(INFORMATION PROVIDED):
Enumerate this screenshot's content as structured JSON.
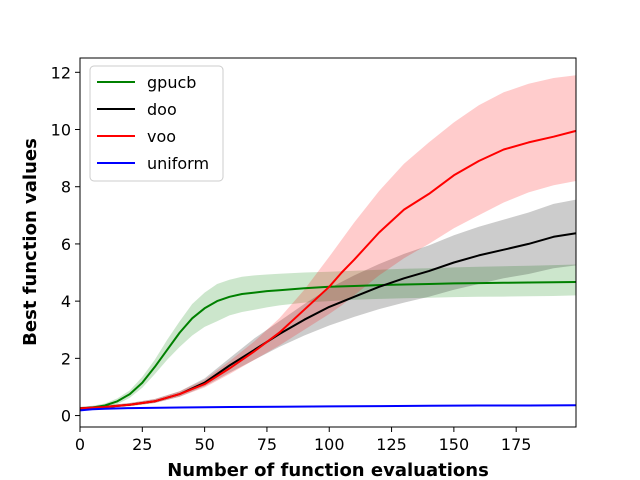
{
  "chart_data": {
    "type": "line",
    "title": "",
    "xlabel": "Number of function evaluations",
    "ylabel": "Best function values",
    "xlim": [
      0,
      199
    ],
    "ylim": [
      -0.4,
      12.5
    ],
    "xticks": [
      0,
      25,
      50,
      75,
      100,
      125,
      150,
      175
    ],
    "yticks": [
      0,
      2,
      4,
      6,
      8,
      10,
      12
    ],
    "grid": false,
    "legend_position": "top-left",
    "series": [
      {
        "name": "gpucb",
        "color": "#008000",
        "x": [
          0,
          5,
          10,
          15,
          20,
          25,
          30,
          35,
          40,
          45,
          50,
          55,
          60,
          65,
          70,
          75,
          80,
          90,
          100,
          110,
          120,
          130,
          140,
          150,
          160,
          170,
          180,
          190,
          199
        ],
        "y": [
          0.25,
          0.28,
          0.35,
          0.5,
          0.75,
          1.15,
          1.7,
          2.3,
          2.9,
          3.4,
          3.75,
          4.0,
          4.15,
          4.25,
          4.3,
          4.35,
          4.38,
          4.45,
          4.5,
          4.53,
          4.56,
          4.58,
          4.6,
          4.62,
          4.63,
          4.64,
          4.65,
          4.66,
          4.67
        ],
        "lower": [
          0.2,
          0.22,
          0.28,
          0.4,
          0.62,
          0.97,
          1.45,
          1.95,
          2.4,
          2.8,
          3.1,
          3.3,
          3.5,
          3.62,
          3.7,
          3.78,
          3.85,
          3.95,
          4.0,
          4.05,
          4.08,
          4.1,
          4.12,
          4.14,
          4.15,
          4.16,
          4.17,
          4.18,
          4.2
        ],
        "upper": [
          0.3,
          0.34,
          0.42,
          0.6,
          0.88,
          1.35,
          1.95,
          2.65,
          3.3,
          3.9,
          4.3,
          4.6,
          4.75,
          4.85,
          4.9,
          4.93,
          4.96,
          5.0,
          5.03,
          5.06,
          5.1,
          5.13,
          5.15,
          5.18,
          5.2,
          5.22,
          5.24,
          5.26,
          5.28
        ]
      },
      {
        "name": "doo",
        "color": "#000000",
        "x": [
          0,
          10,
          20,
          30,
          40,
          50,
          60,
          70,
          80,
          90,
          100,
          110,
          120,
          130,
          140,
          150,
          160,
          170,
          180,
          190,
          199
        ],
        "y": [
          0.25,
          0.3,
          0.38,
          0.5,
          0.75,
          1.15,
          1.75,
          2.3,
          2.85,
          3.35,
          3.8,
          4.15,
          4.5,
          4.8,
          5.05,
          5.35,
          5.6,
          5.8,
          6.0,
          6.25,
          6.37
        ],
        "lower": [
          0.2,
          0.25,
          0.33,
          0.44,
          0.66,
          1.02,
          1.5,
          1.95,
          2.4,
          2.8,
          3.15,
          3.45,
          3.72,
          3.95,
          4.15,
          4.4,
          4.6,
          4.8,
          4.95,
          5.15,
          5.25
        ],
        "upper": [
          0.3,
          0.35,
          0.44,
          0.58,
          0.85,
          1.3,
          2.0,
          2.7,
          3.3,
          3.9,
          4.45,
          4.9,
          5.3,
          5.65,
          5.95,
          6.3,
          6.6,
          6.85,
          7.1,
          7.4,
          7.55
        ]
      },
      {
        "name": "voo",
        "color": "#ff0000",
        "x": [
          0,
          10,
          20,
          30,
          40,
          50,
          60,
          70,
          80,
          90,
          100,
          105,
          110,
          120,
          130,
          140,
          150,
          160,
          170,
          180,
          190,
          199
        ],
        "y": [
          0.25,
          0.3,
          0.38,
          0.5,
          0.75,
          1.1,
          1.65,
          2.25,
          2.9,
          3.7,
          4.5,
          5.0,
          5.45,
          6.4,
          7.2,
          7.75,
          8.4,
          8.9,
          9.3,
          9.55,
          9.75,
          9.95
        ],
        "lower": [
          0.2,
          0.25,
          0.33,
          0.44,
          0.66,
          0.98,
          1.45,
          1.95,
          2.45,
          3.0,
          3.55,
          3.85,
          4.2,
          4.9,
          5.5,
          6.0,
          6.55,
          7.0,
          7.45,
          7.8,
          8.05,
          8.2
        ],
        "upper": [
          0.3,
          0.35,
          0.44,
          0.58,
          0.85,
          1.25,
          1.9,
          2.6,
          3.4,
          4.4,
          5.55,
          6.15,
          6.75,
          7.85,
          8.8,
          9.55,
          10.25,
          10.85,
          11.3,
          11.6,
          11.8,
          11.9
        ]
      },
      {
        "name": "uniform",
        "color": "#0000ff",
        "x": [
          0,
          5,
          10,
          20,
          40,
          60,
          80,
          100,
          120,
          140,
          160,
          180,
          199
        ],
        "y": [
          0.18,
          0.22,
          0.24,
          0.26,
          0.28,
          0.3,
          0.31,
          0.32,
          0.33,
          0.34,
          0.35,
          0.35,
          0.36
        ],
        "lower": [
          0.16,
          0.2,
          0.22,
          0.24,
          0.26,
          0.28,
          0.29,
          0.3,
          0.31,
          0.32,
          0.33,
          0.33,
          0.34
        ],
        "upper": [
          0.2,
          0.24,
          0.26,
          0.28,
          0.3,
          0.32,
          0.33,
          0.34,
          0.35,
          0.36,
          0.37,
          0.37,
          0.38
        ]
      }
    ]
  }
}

(TASK DETAILS):
Copy each line in full and exactly, omitting any picture.

(THE OUTPUT):
Enumerate this screenshot's content as structured JSON.
{
  "chart_data": {
    "type": "line",
    "title": "",
    "xlabel": "Number of function evaluations",
    "ylabel": "Best function values",
    "xlim": [
      0,
      199
    ],
    "ylim": [
      -0.4,
      12.5
    ],
    "xticks": [
      0,
      25,
      50,
      75,
      100,
      125,
      150,
      175
    ],
    "yticks": [
      0,
      2,
      4,
      6,
      8,
      10,
      12
    ],
    "grid": false,
    "legend_position": "top-left",
    "series": [
      {
        "name": "gpucb",
        "color": "#008000",
        "x": [
          0,
          5,
          10,
          15,
          20,
          25,
          30,
          35,
          40,
          45,
          50,
          55,
          60,
          65,
          70,
          75,
          80,
          90,
          100,
          110,
          120,
          130,
          140,
          150,
          160,
          170,
          180,
          190,
          199
        ],
        "y": [
          0.25,
          0.28,
          0.35,
          0.5,
          0.75,
          1.15,
          1.7,
          2.3,
          2.9,
          3.4,
          3.75,
          4.0,
          4.15,
          4.25,
          4.3,
          4.35,
          4.38,
          4.45,
          4.5,
          4.53,
          4.56,
          4.58,
          4.6,
          4.62,
          4.63,
          4.64,
          4.65,
          4.66,
          4.67
        ],
        "lower": [
          0.2,
          0.22,
          0.28,
          0.4,
          0.62,
          0.97,
          1.45,
          1.95,
          2.4,
          2.8,
          3.1,
          3.3,
          3.5,
          3.62,
          3.7,
          3.78,
          3.85,
          3.95,
          4.0,
          4.05,
          4.08,
          4.1,
          4.12,
          4.14,
          4.15,
          4.16,
          4.17,
          4.18,
          4.2
        ],
        "upper": [
          0.3,
          0.34,
          0.42,
          0.6,
          0.88,
          1.35,
          1.95,
          2.65,
          3.3,
          3.9,
          4.3,
          4.6,
          4.75,
          4.85,
          4.9,
          4.93,
          4.96,
          5.0,
          5.03,
          5.06,
          5.1,
          5.13,
          5.15,
          5.18,
          5.2,
          5.22,
          5.24,
          5.26,
          5.28
        ]
      },
      {
        "name": "doo",
        "color": "#000000",
        "x": [
          0,
          10,
          20,
          30,
          40,
          50,
          60,
          70,
          80,
          90,
          100,
          110,
          120,
          130,
          140,
          150,
          160,
          170,
          180,
          190,
          199
        ],
        "y": [
          0.25,
          0.3,
          0.38,
          0.5,
          0.75,
          1.15,
          1.75,
          2.3,
          2.85,
          3.35,
          3.8,
          4.15,
          4.5,
          4.8,
          5.05,
          5.35,
          5.6,
          5.8,
          6.0,
          6.25,
          6.37
        ],
        "lower": [
          0.2,
          0.25,
          0.33,
          0.44,
          0.66,
          1.02,
          1.5,
          1.95,
          2.4,
          2.8,
          3.15,
          3.45,
          3.72,
          3.95,
          4.15,
          4.4,
          4.6,
          4.8,
          4.95,
          5.15,
          5.25
        ],
        "upper": [
          0.3,
          0.35,
          0.44,
          0.58,
          0.85,
          1.3,
          2.0,
          2.7,
          3.3,
          3.9,
          4.45,
          4.9,
          5.3,
          5.65,
          5.95,
          6.3,
          6.6,
          6.85,
          7.1,
          7.4,
          7.55
        ]
      },
      {
        "name": "voo",
        "color": "#ff0000",
        "x": [
          0,
          10,
          20,
          30,
          40,
          50,
          60,
          70,
          80,
          90,
          100,
          105,
          110,
          120,
          130,
          140,
          150,
          160,
          170,
          180,
          190,
          199
        ],
        "y": [
          0.25,
          0.3,
          0.38,
          0.5,
          0.75,
          1.1,
          1.65,
          2.25,
          2.9,
          3.7,
          4.5,
          5.0,
          5.45,
          6.4,
          7.2,
          7.75,
          8.4,
          8.9,
          9.3,
          9.55,
          9.75,
          9.95
        ],
        "lower": [
          0.2,
          0.25,
          0.33,
          0.44,
          0.66,
          0.98,
          1.45,
          1.95,
          2.45,
          3.0,
          3.55,
          3.85,
          4.2,
          4.9,
          5.5,
          6.0,
          6.55,
          7.0,
          7.45,
          7.8,
          8.05,
          8.2
        ],
        "upper": [
          0.3,
          0.35,
          0.44,
          0.58,
          0.85,
          1.25,
          1.9,
          2.6,
          3.4,
          4.4,
          5.55,
          6.15,
          6.75,
          7.85,
          8.8,
          9.55,
          10.25,
          10.85,
          11.3,
          11.6,
          11.8,
          11.9
        ]
      },
      {
        "name": "uniform",
        "color": "#0000ff",
        "x": [
          0,
          5,
          10,
          20,
          40,
          60,
          80,
          100,
          120,
          140,
          160,
          180,
          199
        ],
        "y": [
          0.18,
          0.22,
          0.24,
          0.26,
          0.28,
          0.3,
          0.31,
          0.32,
          0.33,
          0.34,
          0.35,
          0.35,
          0.36
        ],
        "lower": [
          0.16,
          0.2,
          0.22,
          0.24,
          0.26,
          0.28,
          0.29,
          0.3,
          0.31,
          0.32,
          0.33,
          0.33,
          0.34
        ],
        "upper": [
          0.2,
          0.24,
          0.26,
          0.28,
          0.3,
          0.32,
          0.33,
          0.34,
          0.35,
          0.36,
          0.37,
          0.37,
          0.38
        ]
      }
    ]
  }
}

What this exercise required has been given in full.